§ **The task**: Go through the entries below and write each one out exactly.

********

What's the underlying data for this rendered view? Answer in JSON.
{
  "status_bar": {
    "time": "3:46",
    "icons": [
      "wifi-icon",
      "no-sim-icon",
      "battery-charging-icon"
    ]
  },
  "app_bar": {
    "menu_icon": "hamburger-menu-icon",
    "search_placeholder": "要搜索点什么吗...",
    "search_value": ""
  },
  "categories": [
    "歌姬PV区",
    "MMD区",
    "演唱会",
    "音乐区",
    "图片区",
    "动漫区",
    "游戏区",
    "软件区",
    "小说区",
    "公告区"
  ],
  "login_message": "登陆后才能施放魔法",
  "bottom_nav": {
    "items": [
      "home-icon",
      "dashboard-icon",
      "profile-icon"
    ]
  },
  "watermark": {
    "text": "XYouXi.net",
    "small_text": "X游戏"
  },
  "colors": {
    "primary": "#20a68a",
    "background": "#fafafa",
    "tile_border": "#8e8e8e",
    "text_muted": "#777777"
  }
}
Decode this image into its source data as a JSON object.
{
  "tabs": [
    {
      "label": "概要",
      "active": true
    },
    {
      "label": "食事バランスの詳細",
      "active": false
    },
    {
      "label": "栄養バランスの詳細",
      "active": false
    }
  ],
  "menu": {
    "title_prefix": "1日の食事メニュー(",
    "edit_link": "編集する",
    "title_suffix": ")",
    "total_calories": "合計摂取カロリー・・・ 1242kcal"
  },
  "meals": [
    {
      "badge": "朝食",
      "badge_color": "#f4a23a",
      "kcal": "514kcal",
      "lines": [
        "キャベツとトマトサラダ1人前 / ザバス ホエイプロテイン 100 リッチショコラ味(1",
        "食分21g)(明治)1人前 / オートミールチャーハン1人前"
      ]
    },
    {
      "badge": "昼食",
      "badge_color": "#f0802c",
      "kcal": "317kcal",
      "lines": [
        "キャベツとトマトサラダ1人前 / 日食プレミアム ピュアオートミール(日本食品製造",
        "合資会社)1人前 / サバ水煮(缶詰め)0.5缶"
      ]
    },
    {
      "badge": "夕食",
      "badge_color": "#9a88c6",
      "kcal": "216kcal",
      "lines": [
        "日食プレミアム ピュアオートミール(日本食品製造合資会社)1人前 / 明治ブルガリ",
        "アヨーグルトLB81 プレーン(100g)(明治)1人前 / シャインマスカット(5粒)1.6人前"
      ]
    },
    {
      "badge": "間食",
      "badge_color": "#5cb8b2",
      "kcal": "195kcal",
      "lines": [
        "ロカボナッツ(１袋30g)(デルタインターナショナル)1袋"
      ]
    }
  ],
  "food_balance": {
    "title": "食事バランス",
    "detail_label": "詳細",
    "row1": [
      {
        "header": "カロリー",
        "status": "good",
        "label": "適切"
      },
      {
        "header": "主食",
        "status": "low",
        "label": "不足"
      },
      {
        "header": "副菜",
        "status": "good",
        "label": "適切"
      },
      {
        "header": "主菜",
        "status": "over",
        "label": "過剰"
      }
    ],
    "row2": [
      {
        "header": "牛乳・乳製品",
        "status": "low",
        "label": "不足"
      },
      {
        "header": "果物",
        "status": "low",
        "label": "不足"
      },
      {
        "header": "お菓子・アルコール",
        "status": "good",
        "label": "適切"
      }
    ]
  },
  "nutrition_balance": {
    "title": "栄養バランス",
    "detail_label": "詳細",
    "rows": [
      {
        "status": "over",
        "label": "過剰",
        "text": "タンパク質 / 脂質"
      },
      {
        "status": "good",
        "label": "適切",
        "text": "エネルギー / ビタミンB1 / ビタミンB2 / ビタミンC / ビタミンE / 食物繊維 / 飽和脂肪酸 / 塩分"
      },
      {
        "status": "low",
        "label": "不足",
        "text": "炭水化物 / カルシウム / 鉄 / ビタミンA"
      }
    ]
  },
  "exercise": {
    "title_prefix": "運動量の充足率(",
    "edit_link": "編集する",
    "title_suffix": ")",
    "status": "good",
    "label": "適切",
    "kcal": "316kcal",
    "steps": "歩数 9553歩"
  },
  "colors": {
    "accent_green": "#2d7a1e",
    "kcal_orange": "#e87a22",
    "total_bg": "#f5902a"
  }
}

********

§ **Worked answer**:
What's the underlying data for this rendered view? Answer in JSON.
{
  "status_bar": {
    "time": "3:46",
    "icons": [
      "wifi-icon",
      "no-sim-icon",
      "battery-charging-icon"
    ]
  },
  "app_bar": {
    "menu_icon": "hamburger-menu-icon",
    "search_placeholder": "要搜索点什么吗...",
    "search_value": ""
  },
  "categories": [
    "歌姬PV区",
    "MMD区",
    "演唱会",
    "音乐区",
    "图片区",
    "动漫区",
    "游戏区",
    "软件区",
    "小说区",
    "公告区"
  ],
  "login_message": "登陆后才能施放魔法",
  "bottom_nav": {
    "items": [
      "home-icon",
      "dashboard-icon",
      "profile-icon"
    ]
  },
  "watermark": {
    "text": "XYouXi.net",
    "small_text": "X游戏"
  },
  "colors": {
    "primary": "#20a68a",
    "background": "#fafafa",
    "tile_border": "#8e8e8e",
    "text_muted": "#777777"
  }
}
Decode this image into its source data as a JSON object.
{
  "tabs": [
    {
      "label": "概要",
      "active": true
    },
    {
      "label": "食事バランスの詳細",
      "active": false
    },
    {
      "label": "栄養バランスの詳細",
      "active": false
    }
  ],
  "menu": {
    "title_prefix": "1日の食事メニュー(",
    "edit_link": "編集する",
    "title_suffix": ")",
    "total_calories": "合計摂取カロリー・・・ 1242kcal"
  },
  "meals": [
    {
      "badge": "朝食",
      "badge_color": "#f4a23a",
      "kcal": "514kcal",
      "lines": [
        "キャベツとトマトサラダ1人前 / ザバス ホエイプロテイン 100 リッチショコラ味(1",
        "食分21g)(明治)1人前 / オートミールチャーハン1人前"
      ]
    },
    {
      "badge": "昼食",
      "badge_color": "#f0802c",
      "kcal": "317kcal",
      "lines": [
        "キャベツとトマトサラダ1人前 / 日食プレミアム ピュアオートミール(日本食品製造",
        "合資会社)1人前 / サバ水煮(缶詰め)0.5缶"
      ]
    },
    {
      "badge": "夕食",
      "badge_color": "#9a88c6",
      "kcal": "216kcal",
      "lines": [
        "日食プレミアム ピュアオートミール(日本食品製造合資会社)1人前 / 明治ブルガリ",
        "アヨーグルトLB81 プレーン(100g)(明治)1人前 / シャインマスカット(5粒)1.6人前"
      ]
    },
    {
      "badge": "間食",
      "badge_color": "#5cb8b2",
      "kcal": "195kcal",
      "lines": [
        "ロカボナッツ(１袋30g)(デルタインターナショナル)1袋"
      ]
    }
  ],
  "food_balance": {
    "title": "食事バランス",
    "detail_label": "詳細",
    "row1": [
      {
        "header": "カロリー",
        "status": "good",
        "label": "適切"
      },
      {
        "header": "主食",
        "status": "low",
        "label": "不足"
      },
      {
        "header": "副菜",
        "status": "good",
        "label": "適切"
      },
      {
        "header": "主菜",
        "status": "over",
        "label": "過剰"
      }
    ],
    "row2": [
      {
        "header": "牛乳・乳製品",
        "status": "low",
        "label": "不足"
      },
      {
        "header": "果物",
        "status": "low",
        "label": "不足"
      },
      {
        "header": "お菓子・アルコール",
        "status": "good",
        "label": "適切"
      }
    ]
  },
  "nutrition_balance": {
    "title": "栄養バランス",
    "detail_label": "詳細",
    "rows": [
      {
        "status": "over",
        "label": "過剰",
        "text": "タンパク質 / 脂質"
      },
      {
        "status": "good",
        "label": "適切",
        "text": "エネルギー / ビタミンB1 / ビタミンB2 / ビタミンC / ビタミンE / 食物繊維 / 飽和脂肪酸 / 塩分"
      },
      {
        "status": "low",
        "label": "不足",
        "text": "炭水化物 / カルシウム / 鉄 / ビタミンA"
      }
    ]
  },
  "exercise": {
    "title_prefix": "運動量の充足率(",
    "edit_link": "編集する",
    "title_suffix": ")",
    "status": "good",
    "label": "適切",
    "kcal": "316kcal",
    "steps": "歩数 9553歩"
  },
  "colors": {
    "accent_green": "#2d7a1e",
    "kcal_orange": "#e87a22",
    "total_bg": "#f5902a"
  }
}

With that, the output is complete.